* _RECORDS TO PROCESS_
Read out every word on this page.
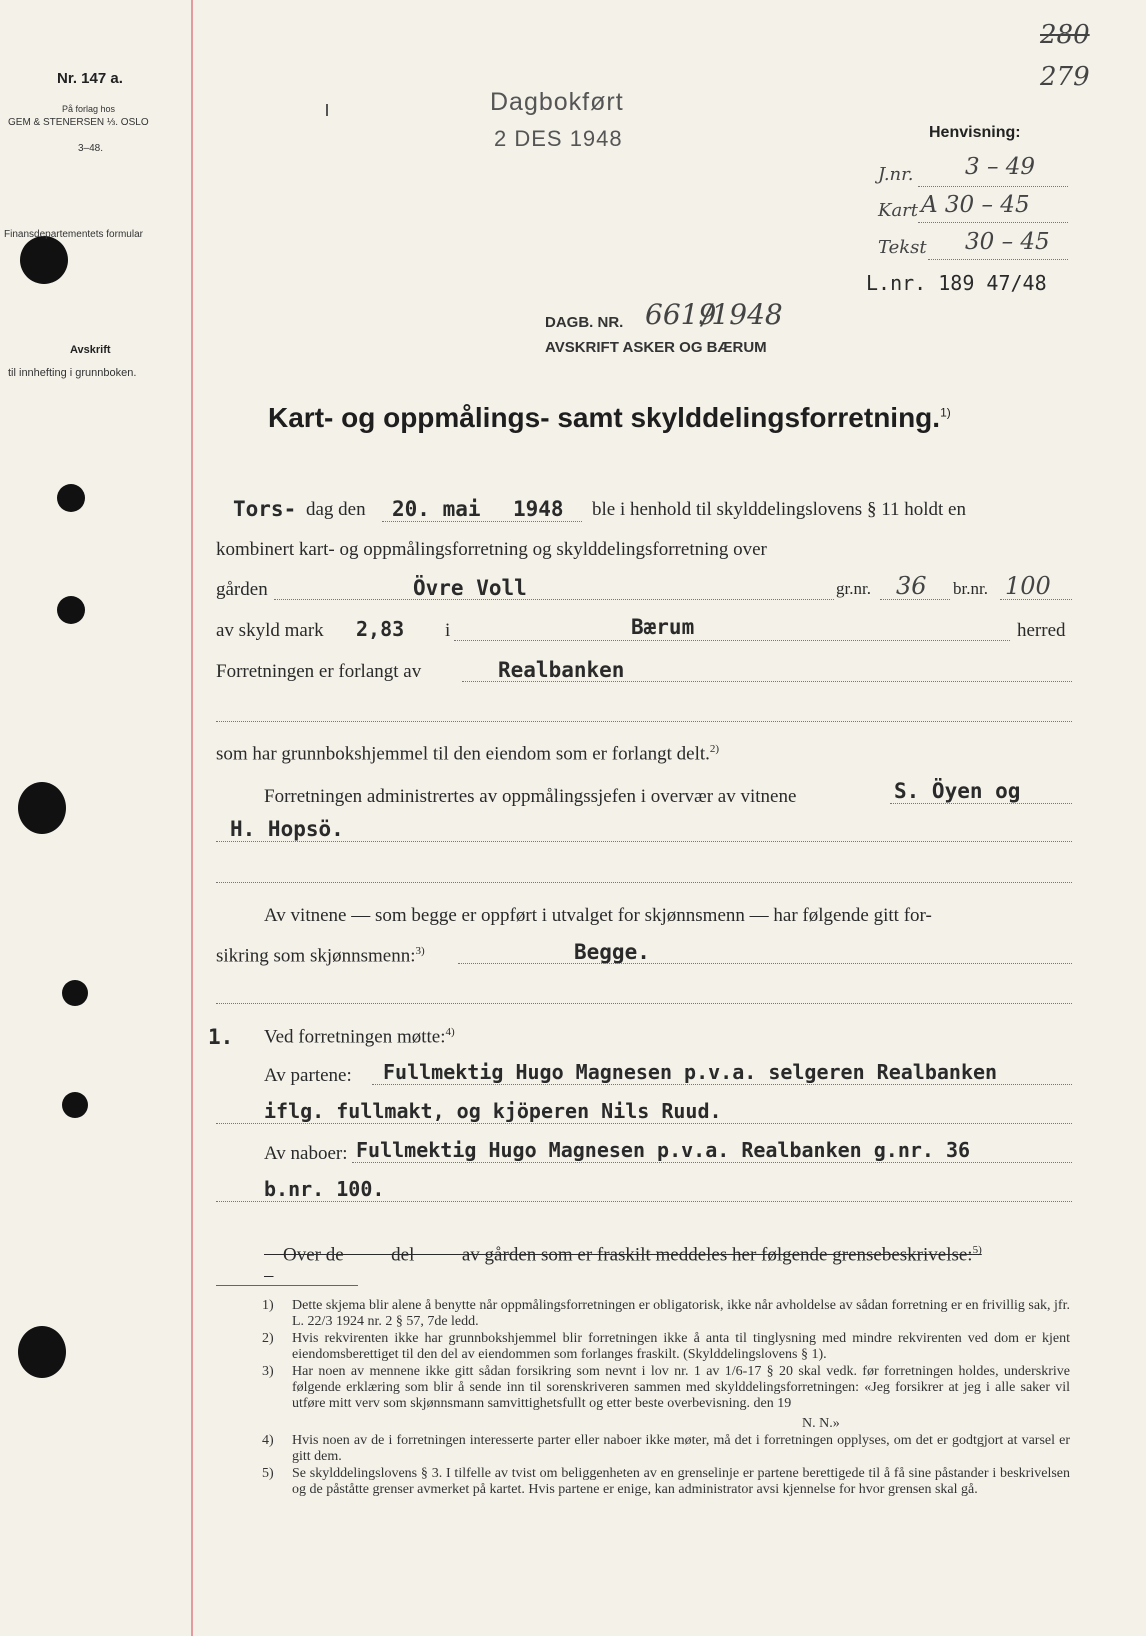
Nr. 147 a.
På forlag hos
GEM & STENERSEN ⅓. OSLO
3–48.
Finansdepartementets formular
Avskrift
til innhefting i grunnboken.
280
279
Dagbokført
2 DES 1948	Henvisning:
J.nr. 3 – 49
Kart A 30 – 45
Tekst 30 – 45
L.nr. 189 47/48
DAGB. NR. 6619
/1948
AVSKRIFT ASKER OG BÆRUM
Kart- og oppmålings- samt skylddelingsforretning.$^{1)}$
Tors- dag den 20. mai 1948 ble i henhold til skylddelingslovens § 11 holdt en
kombinert kart- og oppmålingsforretning og skylddelingsforretning over
gården	Övre Voll	gr.nr. 36 br.nr. 100
av skyld mark 2,83 i	Bærum	herred
Forretningen er forlangt av	Realbanken
som har grunnbokshjemmel til den eiendom som er forlangt delt.$^{2)}$
Forretningen administrertes av oppmålingssjefen i overvær av vitnene	S. Öyen og
H. Hopsö.
Av vitnene — som begge er oppført i utvalget for skjønnsmenn — har følgende gitt for-
sikring som skjønnsmenn:$^{3)}$	Begge.
1. Ved forretningen møtte:$^{4)}$
Av partene: Fullmektig Hugo Magnesen p.v.a. selgeren Realbanken
iflg. fullmakt, og kjöperen Nils Ruud.
Av naboer: Fullmektig Hugo Magnesen p.v.a. Realbanken g.nr. 36
b.nr. 100.

Over de          del          av gården som er fraskilt meddeles her følgende grensebeskrivelse:$^{5)}$

1)	Dette skjema blir alene å benytte når oppmålingsforretningen er obligatorisk, ikke når avholdelse av sådan forretning er en frivillig sak, jfr. L. 22/3 1924 nr. 2 § 57, 7de ledd.
2)	Hvis rekvirenten ikke har grunnbokshjemmel blir forretningen ikke å anta til tinglysning med mindre rekvirenten ved dom er kjent eiendomsberettiget til den del av eiendommen som forlanges fraskilt. (Skylddelingslovens § 1).
3)	Har noen av mennene ikke gitt sådan forsikring som nevnt i lov nr. 1 av 1/6-17 § 20 skal vedk. før forretningen holdes, underskrive følgende erklæring som blir å sende inn til sorenskriveren sammen med skylddelingsforretningen: «Jeg forsikrer at jeg i alle saker vil utføre mitt verv som skjønnsmann samvittighetsfullt og etter beste overbevisning. den 19
N. N.»
4)	Hvis noen av de i forretningen interesserte parter eller naboer ikke møter, må det i forretningen opplyses, om det er godtgjort at varsel er gitt dem.
5)	Se skylddelingslovens § 3. I tilfelle av tvist om beliggenheten av en grenselinje er partene berettigede til å få sine påstander i beskrivelsen og de påståtte grenser avmerket på kartet. Hvis partene er enige, kan administrator avsi kjennelse for hvor grensen skal gå.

* _TASK STATEMENT_
Pictures stay out of the copy; please restate every record above exactly.

* _RESULT_
Read out every word on this page.
Nr. 147 a.
På forlag hos
GEM & STENERSEN ⅓. OSLO
3–48.
Finansdepartementets formular
Avskrift
til innhefting i grunnboken.
280
279
Dagbokført
2 DES 1948	Henvisning:
J.nr. 3 – 49
Kart A 30 – 45
Tekst 30 – 45
L.nr. 189 47/48
DAGB. NR. 6619
/1948
AVSKRIFT ASKER OG BÆRUM
Kart- og oppmålings- samt skylddelingsforretning.$^{1)}$
Tors- dag den 20. mai 1948 ble i henhold til skylddelingslovens § 11 holdt en
kombinert kart- og oppmålingsforretning og skylddelingsforretning over
gården	Övre Voll	gr.nr. 36 br.nr. 100
av skyld mark 2,83 i	Bærum	herred
Forretningen er forlangt av	Realbanken
som har grunnbokshjemmel til den eiendom som er forlangt delt.$^{2)}$
Forretningen administrertes av oppmålingssjefen i overvær av vitnene	S. Öyen og
H. Hopsö.
Av vitnene — som begge er oppført i utvalget for skjønnsmenn — har følgende gitt for-
sikring som skjønnsmenn:$^{3)}$	Begge.
1. Ved forretningen møtte:$^{4)}$
Av partene: Fullmektig Hugo Magnesen p.v.a. selgeren Realbanken
iflg. fullmakt, og kjöperen Nils Ruud.
Av naboer: Fullmektig Hugo Magnesen p.v.a. Realbanken g.nr. 36
b.nr. 100.

Over de          del          av gården som er fraskilt meddeles her følgende grensebeskrivelse:$^{5)}$

1)	Dette skjema blir alene å benytte når oppmålingsforretningen er obligatorisk, ikke når avholdelse av sådan forretning er en frivillig sak, jfr. L. 22/3 1924 nr. 2 § 57, 7de ledd.
2)	Hvis rekvirenten ikke har grunnbokshjemmel blir forretningen ikke å anta til tinglysning med mindre rekvirenten ved dom er kjent eiendomsberettiget til den del av eiendommen som forlanges fraskilt. (Skylddelingslovens § 1).
3)	Har noen av mennene ikke gitt sådan forsikring som nevnt i lov nr. 1 av 1/6-17 § 20 skal vedk. før forretningen holdes, underskrive følgende erklæring som blir å sende inn til sorenskriveren sammen med skylddelingsforretningen: «Jeg forsikrer at jeg i alle saker vil utføre mitt verv som skjønnsmann samvittighetsfullt og etter beste overbevisning. den 19
N. N.»
4)	Hvis noen av de i forretningen interesserte parter eller naboer ikke møter, må det i forretningen opplyses, om det er godtgjort at varsel er gitt dem.
5)	Se skylddelingslovens § 3. I tilfelle av tvist om beliggenheten av en grenselinje er partene berettigede til å få sine påstander i beskrivelsen og de påståtte grenser avmerket på kartet. Hvis partene er enige, kan administrator avsi kjennelse for hvor grensen skal gå.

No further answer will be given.